● **PROBLEM DETAILS**
The records that follow are to be repeated exactly, with the pictures removed.

● **MATERIAL**

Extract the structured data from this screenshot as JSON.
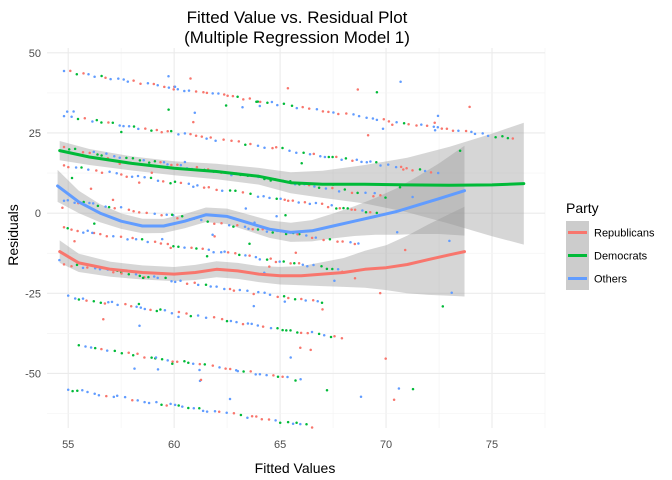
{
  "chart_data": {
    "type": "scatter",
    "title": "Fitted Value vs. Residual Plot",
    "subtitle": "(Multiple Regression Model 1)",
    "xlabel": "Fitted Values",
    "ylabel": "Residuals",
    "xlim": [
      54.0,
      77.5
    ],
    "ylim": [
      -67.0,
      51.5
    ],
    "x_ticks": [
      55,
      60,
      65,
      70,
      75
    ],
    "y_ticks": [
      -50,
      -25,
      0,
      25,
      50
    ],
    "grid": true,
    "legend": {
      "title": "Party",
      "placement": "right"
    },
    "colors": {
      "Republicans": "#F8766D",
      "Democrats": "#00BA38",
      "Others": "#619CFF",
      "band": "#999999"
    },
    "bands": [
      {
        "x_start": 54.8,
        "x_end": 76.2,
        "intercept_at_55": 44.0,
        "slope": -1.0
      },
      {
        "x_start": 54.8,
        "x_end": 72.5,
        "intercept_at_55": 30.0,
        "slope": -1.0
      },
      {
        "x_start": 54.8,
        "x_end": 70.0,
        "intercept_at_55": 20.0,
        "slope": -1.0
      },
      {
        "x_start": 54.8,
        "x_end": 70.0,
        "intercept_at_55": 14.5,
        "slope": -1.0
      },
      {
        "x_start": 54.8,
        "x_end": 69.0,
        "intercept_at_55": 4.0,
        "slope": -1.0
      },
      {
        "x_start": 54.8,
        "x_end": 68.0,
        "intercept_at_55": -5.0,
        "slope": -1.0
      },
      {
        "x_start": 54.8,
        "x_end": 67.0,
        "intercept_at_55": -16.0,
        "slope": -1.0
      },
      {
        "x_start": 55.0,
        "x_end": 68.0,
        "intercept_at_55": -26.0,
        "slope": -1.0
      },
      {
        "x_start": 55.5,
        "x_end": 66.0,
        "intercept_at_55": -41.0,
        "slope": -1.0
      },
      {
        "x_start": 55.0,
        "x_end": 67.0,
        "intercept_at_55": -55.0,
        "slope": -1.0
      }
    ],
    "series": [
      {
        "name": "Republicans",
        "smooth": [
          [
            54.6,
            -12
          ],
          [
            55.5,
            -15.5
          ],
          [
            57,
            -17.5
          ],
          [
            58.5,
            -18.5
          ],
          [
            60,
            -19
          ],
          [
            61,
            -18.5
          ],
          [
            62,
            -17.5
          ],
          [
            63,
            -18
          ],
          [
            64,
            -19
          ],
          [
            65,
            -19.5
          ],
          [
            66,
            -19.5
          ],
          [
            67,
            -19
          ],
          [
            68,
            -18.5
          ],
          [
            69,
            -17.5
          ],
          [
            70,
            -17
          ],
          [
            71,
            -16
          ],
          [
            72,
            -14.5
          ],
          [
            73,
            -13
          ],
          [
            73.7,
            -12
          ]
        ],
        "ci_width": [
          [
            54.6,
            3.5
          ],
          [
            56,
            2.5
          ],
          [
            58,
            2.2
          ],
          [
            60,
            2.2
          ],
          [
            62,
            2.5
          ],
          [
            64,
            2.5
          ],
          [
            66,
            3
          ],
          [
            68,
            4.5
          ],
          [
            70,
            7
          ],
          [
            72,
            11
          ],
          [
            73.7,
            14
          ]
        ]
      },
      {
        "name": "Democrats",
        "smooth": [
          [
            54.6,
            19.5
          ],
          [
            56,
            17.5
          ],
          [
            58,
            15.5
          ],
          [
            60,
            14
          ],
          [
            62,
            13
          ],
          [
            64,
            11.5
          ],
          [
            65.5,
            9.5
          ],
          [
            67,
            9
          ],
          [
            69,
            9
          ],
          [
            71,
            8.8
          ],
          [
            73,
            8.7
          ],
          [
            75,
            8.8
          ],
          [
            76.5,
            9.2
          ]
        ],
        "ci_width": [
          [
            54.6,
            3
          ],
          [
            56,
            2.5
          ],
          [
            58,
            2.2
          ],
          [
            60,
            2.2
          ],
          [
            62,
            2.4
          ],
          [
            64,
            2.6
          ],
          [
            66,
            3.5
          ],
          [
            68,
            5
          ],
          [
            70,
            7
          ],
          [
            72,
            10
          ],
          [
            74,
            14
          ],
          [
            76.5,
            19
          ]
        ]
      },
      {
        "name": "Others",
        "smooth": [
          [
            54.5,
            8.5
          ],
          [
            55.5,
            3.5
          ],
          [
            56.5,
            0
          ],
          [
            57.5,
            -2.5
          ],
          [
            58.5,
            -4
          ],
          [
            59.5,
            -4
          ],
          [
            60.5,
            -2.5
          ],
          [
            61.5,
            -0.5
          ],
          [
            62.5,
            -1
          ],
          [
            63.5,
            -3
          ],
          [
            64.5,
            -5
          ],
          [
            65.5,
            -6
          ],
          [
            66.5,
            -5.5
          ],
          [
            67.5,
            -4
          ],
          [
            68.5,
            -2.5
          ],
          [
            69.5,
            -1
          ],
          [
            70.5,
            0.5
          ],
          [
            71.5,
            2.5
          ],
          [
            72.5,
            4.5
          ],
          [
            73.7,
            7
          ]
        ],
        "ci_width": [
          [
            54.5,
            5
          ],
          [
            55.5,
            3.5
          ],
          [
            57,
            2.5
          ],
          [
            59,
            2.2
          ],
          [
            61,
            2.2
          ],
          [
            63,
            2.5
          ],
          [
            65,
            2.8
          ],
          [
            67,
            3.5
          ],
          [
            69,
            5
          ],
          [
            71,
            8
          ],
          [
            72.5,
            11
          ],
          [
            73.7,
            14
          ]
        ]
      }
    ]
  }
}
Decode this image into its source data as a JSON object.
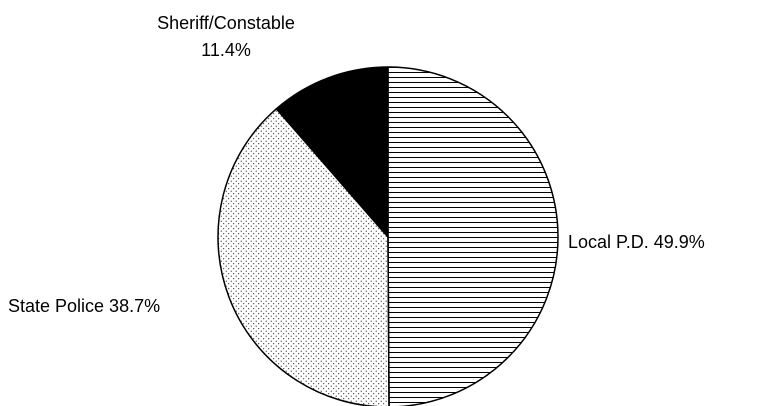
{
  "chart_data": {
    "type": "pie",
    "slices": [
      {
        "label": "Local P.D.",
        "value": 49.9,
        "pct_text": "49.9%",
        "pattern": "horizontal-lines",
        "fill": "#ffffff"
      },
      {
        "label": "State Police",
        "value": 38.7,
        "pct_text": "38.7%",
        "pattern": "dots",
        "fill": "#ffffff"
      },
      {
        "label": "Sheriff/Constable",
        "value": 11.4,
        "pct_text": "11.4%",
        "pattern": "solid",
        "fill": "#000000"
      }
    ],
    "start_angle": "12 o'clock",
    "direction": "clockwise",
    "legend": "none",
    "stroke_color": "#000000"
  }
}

● **THE SOLUTION**
Extract the structured data from this screenshot as JSON.
{
  "chart_data": {
    "type": "scatter",
    "title": "Fitted Value vs. Residual Plot",
    "subtitle": "(Multiple Regression Model 1)",
    "xlabel": "Fitted Values",
    "ylabel": "Residuals",
    "xlim": [
      54.0,
      77.5
    ],
    "ylim": [
      -67.0,
      51.5
    ],
    "x_ticks": [
      55,
      60,
      65,
      70,
      75
    ],
    "y_ticks": [
      -50,
      -25,
      0,
      25,
      50
    ],
    "grid": true,
    "legend": {
      "title": "Party",
      "placement": "right"
    },
    "colors": {
      "Republicans": "#F8766D",
      "Democrats": "#00BA38",
      "Others": "#619CFF",
      "band": "#999999"
    },
    "bands": [
      {
        "x_start": 54.8,
        "x_end": 76.2,
        "intercept_at_55": 44.0,
        "slope": -1.0
      },
      {
        "x_start": 54.8,
        "x_end": 72.5,
        "intercept_at_55": 30.0,
        "slope": -1.0
      },
      {
        "x_start": 54.8,
        "x_end": 70.0,
        "intercept_at_55": 20.0,
        "slope": -1.0
      },
      {
        "x_start": 54.8,
        "x_end": 70.0,
        "intercept_at_55": 14.5,
        "slope": -1.0
      },
      {
        "x_start": 54.8,
        "x_end": 69.0,
        "intercept_at_55": 4.0,
        "slope": -1.0
      },
      {
        "x_start": 54.8,
        "x_end": 68.0,
        "intercept_at_55": -5.0,
        "slope": -1.0
      },
      {
        "x_start": 54.8,
        "x_end": 67.0,
        "intercept_at_55": -16.0,
        "slope": -1.0
      },
      {
        "x_start": 55.0,
        "x_end": 68.0,
        "intercept_at_55": -26.0,
        "slope": -1.0
      },
      {
        "x_start": 55.5,
        "x_end": 66.0,
        "intercept_at_55": -41.0,
        "slope": -1.0
      },
      {
        "x_start": 55.0,
        "x_end": 67.0,
        "intercept_at_55": -55.0,
        "slope": -1.0
      }
    ],
    "series": [
      {
        "name": "Republicans",
        "smooth": [
          [
            54.6,
            -12
          ],
          [
            55.5,
            -15.5
          ],
          [
            57,
            -17.5
          ],
          [
            58.5,
            -18.5
          ],
          [
            60,
            -19
          ],
          [
            61,
            -18.5
          ],
          [
            62,
            -17.5
          ],
          [
            63,
            -18
          ],
          [
            64,
            -19
          ],
          [
            65,
            -19.5
          ],
          [
            66,
            -19.5
          ],
          [
            67,
            -19
          ],
          [
            68,
            -18.5
          ],
          [
            69,
            -17.5
          ],
          [
            70,
            -17
          ],
          [
            71,
            -16
          ],
          [
            72,
            -14.5
          ],
          [
            73,
            -13
          ],
          [
            73.7,
            -12
          ]
        ],
        "ci_width": [
          [
            54.6,
            3.5
          ],
          [
            56,
            2.5
          ],
          [
            58,
            2.2
          ],
          [
            60,
            2.2
          ],
          [
            62,
            2.5
          ],
          [
            64,
            2.5
          ],
          [
            66,
            3
          ],
          [
            68,
            4.5
          ],
          [
            70,
            7
          ],
          [
            72,
            11
          ],
          [
            73.7,
            14
          ]
        ]
      },
      {
        "name": "Democrats",
        "smooth": [
          [
            54.6,
            19.5
          ],
          [
            56,
            17.5
          ],
          [
            58,
            15.5
          ],
          [
            60,
            14
          ],
          [
            62,
            13
          ],
          [
            64,
            11.5
          ],
          [
            65.5,
            9.5
          ],
          [
            67,
            9
          ],
          [
            69,
            9
          ],
          [
            71,
            8.8
          ],
          [
            73,
            8.7
          ],
          [
            75,
            8.8
          ],
          [
            76.5,
            9.2
          ]
        ],
        "ci_width": [
          [
            54.6,
            3
          ],
          [
            56,
            2.5
          ],
          [
            58,
            2.2
          ],
          [
            60,
            2.2
          ],
          [
            62,
            2.4
          ],
          [
            64,
            2.6
          ],
          [
            66,
            3.5
          ],
          [
            68,
            5
          ],
          [
            70,
            7
          ],
          [
            72,
            10
          ],
          [
            74,
            14
          ],
          [
            76.5,
            19
          ]
        ]
      },
      {
        "name": "Others",
        "smooth": [
          [
            54.5,
            8.5
          ],
          [
            55.5,
            3.5
          ],
          [
            56.5,
            0
          ],
          [
            57.5,
            -2.5
          ],
          [
            58.5,
            -4
          ],
          [
            59.5,
            -4
          ],
          [
            60.5,
            -2.5
          ],
          [
            61.5,
            -0.5
          ],
          [
            62.5,
            -1
          ],
          [
            63.5,
            -3
          ],
          [
            64.5,
            -5
          ],
          [
            65.5,
            -6
          ],
          [
            66.5,
            -5.5
          ],
          [
            67.5,
            -4
          ],
          [
            68.5,
            -2.5
          ],
          [
            69.5,
            -1
          ],
          [
            70.5,
            0.5
          ],
          [
            71.5,
            2.5
          ],
          [
            72.5,
            4.5
          ],
          [
            73.7,
            7
          ]
        ],
        "ci_width": [
          [
            54.5,
            5
          ],
          [
            55.5,
            3.5
          ],
          [
            57,
            2.5
          ],
          [
            59,
            2.2
          ],
          [
            61,
            2.2
          ],
          [
            63,
            2.5
          ],
          [
            65,
            2.8
          ],
          [
            67,
            3.5
          ],
          [
            69,
            5
          ],
          [
            71,
            8
          ],
          [
            72.5,
            11
          ],
          [
            73.7,
            14
          ]
        ]
      }
    ]
  }
}
Decode this image into its source data as a JSON object.
{
  "chart_data": {
    "type": "pie",
    "slices": [
      {
        "label": "Local P.D.",
        "value": 49.9,
        "pct_text": "49.9%",
        "pattern": "horizontal-lines",
        "fill": "#ffffff"
      },
      {
        "label": "State Police",
        "value": 38.7,
        "pct_text": "38.7%",
        "pattern": "dots",
        "fill": "#ffffff"
      },
      {
        "label": "Sheriff/Constable",
        "value": 11.4,
        "pct_text": "11.4%",
        "pattern": "solid",
        "fill": "#000000"
      }
    ],
    "start_angle": "12 o'clock",
    "direction": "clockwise",
    "legend": "none",
    "stroke_color": "#000000"
  }
}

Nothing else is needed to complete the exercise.